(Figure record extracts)
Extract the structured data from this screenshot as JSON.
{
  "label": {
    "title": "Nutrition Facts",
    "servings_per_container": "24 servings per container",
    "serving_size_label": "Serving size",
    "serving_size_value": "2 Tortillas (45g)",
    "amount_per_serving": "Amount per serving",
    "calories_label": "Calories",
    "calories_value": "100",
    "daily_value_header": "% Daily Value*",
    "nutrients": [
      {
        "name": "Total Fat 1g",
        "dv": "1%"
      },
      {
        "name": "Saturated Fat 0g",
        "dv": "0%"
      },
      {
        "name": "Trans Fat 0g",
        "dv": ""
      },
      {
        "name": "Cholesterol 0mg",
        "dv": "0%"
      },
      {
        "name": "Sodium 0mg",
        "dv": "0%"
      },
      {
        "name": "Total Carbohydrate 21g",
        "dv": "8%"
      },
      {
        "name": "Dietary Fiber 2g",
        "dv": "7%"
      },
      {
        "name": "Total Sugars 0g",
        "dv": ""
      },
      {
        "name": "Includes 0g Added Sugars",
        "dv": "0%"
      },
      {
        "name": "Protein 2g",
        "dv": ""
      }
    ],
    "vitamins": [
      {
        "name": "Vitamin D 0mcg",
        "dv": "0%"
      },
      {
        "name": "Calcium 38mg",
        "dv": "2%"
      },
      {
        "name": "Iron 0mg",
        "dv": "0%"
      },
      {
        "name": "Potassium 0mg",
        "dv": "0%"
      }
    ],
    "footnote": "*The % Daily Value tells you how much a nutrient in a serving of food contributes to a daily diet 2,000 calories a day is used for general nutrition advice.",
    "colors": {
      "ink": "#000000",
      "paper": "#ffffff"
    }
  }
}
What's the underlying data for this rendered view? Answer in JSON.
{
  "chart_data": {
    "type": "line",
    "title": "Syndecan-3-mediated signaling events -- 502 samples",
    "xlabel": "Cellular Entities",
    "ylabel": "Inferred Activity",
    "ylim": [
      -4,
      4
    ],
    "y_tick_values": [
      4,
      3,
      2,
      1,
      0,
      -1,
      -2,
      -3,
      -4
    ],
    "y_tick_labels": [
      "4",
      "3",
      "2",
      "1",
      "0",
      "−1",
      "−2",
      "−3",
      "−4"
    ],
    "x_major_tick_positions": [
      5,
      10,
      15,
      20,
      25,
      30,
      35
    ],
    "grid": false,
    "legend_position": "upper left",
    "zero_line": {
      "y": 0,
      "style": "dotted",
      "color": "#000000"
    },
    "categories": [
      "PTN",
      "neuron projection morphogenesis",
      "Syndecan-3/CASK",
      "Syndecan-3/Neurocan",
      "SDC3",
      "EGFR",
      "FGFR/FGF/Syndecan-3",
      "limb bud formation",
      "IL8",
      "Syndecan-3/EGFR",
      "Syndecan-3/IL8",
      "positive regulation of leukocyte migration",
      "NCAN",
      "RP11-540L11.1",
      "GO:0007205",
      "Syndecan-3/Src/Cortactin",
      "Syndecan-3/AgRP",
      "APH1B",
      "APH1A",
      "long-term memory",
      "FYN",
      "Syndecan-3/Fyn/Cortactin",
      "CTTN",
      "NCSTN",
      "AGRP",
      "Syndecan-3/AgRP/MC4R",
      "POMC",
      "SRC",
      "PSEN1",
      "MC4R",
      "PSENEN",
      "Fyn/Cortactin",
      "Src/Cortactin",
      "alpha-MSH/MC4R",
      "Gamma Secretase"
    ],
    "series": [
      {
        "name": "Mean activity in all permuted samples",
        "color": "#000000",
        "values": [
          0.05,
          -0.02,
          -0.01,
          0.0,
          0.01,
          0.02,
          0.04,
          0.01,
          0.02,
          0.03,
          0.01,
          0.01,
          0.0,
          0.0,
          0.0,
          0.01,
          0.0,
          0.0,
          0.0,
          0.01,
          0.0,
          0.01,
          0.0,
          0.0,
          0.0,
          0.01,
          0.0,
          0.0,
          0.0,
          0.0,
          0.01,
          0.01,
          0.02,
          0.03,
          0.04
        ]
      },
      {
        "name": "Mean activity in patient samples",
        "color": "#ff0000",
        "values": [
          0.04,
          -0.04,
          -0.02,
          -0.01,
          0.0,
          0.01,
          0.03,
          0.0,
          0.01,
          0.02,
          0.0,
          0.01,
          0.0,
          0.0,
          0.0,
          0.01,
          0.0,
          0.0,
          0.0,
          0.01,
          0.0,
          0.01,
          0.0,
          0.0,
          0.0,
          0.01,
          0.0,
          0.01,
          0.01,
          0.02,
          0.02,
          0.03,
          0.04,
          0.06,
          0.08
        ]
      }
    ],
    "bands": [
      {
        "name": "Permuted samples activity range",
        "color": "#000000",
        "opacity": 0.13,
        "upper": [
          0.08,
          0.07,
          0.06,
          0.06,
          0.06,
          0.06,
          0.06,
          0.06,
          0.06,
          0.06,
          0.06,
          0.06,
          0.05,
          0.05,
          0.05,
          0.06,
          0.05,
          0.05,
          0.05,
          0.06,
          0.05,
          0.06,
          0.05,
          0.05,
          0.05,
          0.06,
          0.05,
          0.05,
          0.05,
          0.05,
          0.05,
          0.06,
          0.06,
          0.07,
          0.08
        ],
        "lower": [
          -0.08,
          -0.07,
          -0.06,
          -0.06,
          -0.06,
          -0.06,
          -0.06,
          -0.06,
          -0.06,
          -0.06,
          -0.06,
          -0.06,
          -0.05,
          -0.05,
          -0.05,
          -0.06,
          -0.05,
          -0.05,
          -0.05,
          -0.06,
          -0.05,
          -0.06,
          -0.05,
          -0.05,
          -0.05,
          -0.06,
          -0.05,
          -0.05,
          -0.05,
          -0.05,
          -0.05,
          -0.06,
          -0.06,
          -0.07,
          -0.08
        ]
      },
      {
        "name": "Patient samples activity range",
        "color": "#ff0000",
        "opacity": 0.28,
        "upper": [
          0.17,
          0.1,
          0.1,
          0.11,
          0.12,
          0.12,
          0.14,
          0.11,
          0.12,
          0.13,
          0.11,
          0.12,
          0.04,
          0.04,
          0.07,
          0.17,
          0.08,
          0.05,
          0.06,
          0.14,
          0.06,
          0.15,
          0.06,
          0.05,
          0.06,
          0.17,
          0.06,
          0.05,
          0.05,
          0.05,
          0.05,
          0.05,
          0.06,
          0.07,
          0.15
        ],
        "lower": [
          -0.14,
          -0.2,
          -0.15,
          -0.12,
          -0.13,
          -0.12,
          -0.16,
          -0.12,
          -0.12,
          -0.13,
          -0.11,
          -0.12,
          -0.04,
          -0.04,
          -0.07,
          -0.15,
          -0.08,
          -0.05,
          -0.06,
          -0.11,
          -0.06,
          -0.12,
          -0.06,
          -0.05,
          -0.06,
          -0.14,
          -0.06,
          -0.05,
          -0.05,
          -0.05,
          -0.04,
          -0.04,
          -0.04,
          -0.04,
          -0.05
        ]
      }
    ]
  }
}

What you will do
Only the lines that contain the string "this" are to be copied from the records.

Exercise solution
Extract the structured data from this screenshot as JSON.
What's the underlying data for this rendered view? Answer in JSON.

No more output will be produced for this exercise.